Print the data exactly as it is given, please.

Start of Data in this exercise

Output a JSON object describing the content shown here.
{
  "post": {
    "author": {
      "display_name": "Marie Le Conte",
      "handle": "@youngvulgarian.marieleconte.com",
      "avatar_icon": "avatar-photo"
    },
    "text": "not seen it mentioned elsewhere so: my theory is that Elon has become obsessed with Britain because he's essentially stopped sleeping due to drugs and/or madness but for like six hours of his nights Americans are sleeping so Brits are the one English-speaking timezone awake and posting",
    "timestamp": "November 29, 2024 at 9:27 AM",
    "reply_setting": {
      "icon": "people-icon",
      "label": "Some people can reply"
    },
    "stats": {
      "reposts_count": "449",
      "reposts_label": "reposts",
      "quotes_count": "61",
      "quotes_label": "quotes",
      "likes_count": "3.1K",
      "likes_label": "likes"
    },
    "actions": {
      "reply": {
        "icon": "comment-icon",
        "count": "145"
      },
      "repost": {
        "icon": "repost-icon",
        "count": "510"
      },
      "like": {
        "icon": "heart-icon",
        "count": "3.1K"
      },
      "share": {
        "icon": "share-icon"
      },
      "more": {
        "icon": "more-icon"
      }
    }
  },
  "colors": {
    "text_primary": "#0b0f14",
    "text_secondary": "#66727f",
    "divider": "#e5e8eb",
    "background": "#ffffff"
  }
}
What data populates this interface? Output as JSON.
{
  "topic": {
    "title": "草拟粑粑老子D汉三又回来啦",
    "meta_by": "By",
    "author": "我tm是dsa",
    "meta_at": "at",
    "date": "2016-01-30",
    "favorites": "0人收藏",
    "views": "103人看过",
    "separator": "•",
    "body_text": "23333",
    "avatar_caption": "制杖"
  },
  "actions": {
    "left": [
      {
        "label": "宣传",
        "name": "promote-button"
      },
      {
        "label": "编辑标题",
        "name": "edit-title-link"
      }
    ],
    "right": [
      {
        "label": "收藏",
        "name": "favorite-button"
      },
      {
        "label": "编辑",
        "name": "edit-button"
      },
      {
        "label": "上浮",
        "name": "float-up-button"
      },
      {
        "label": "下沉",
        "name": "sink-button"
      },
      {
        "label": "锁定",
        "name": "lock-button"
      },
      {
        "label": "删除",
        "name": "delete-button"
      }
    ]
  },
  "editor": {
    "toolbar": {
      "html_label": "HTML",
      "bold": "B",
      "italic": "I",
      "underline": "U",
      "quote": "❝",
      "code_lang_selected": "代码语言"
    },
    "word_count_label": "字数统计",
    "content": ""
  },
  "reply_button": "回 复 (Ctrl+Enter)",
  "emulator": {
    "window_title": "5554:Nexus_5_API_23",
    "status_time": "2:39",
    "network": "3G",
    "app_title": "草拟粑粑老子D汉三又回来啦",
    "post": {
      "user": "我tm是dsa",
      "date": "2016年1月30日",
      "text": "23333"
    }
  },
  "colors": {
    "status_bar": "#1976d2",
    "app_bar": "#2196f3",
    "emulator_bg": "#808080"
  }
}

End of Data in this exercise

## Written reply
Output a JSON object describing the content shown here.
{
  "post": {
    "author": {
      "display_name": "Marie Le Conte",
      "handle": "@youngvulgarian.marieleconte.com",
      "avatar_icon": "avatar-photo"
    },
    "text": "not seen it mentioned elsewhere so: my theory is that Elon has become obsessed with Britain because he's essentially stopped sleeping due to drugs and/or madness but for like six hours of his nights Americans are sleeping so Brits are the one English-speaking timezone awake and posting",
    "timestamp": "November 29, 2024 at 9:27 AM",
    "reply_setting": {
      "icon": "people-icon",
      "label": "Some people can reply"
    },
    "stats": {
      "reposts_count": "449",
      "reposts_label": "reposts",
      "quotes_count": "61",
      "quotes_label": "quotes",
      "likes_count": "3.1K",
      "likes_label": "likes"
    },
    "actions": {
      "reply": {
        "icon": "comment-icon",
        "count": "145"
      },
      "repost": {
        "icon": "repost-icon",
        "count": "510"
      },
      "like": {
        "icon": "heart-icon",
        "count": "3.1K"
      },
      "share": {
        "icon": "share-icon"
      },
      "more": {
        "icon": "more-icon"
      }
    }
  },
  "colors": {
    "text_primary": "#0b0f14",
    "text_secondary": "#66727f",
    "divider": "#e5e8eb",
    "background": "#ffffff"
  }
}
What data populates this interface? Output as JSON.
{
  "topic": {
    "title": "草拟粑粑老子D汉三又回来啦",
    "meta_by": "By",
    "author": "我tm是dsa",
    "meta_at": "at",
    "date": "2016-01-30",
    "favorites": "0人收藏",
    "views": "103人看过",
    "separator": "•",
    "body_text": "23333",
    "avatar_caption": "制杖"
  },
  "actions": {
    "left": [
      {
        "label": "宣传",
        "name": "promote-button"
      },
      {
        "label": "编辑标题",
        "name": "edit-title-link"
      }
    ],
    "right": [
      {
        "label": "收藏",
        "name": "favorite-button"
      },
      {
        "label": "编辑",
        "name": "edit-button"
      },
      {
        "label": "上浮",
        "name": "float-up-button"
      },
      {
        "label": "下沉",
        "name": "sink-button"
      },
      {
        "label": "锁定",
        "name": "lock-button"
      },
      {
        "label": "删除",
        "name": "delete-button"
      }
    ]
  },
  "editor": {
    "toolbar": {
      "html_label": "HTML",
      "bold": "B",
      "italic": "I",
      "underline": "U",
      "quote": "❝",
      "code_lang_selected": "代码语言"
    },
    "word_count_label": "字数统计",
    "content": ""
  },
  "reply_button": "回 复 (Ctrl+Enter)",
  "emulator": {
    "window_title": "5554:Nexus_5_API_23",
    "status_time": "2:39",
    "network": "3G",
    "app_title": "草拟粑粑老子D汉三又回来啦",
    "post": {
      "user": "我tm是dsa",
      "date": "2016年1月30日",
      "text": "23333"
    }
  },
  "colors": {
    "status_bar": "#1976d2",
    "app_bar": "#2196f3",
    "emulator_bg": "#808080"
  }
}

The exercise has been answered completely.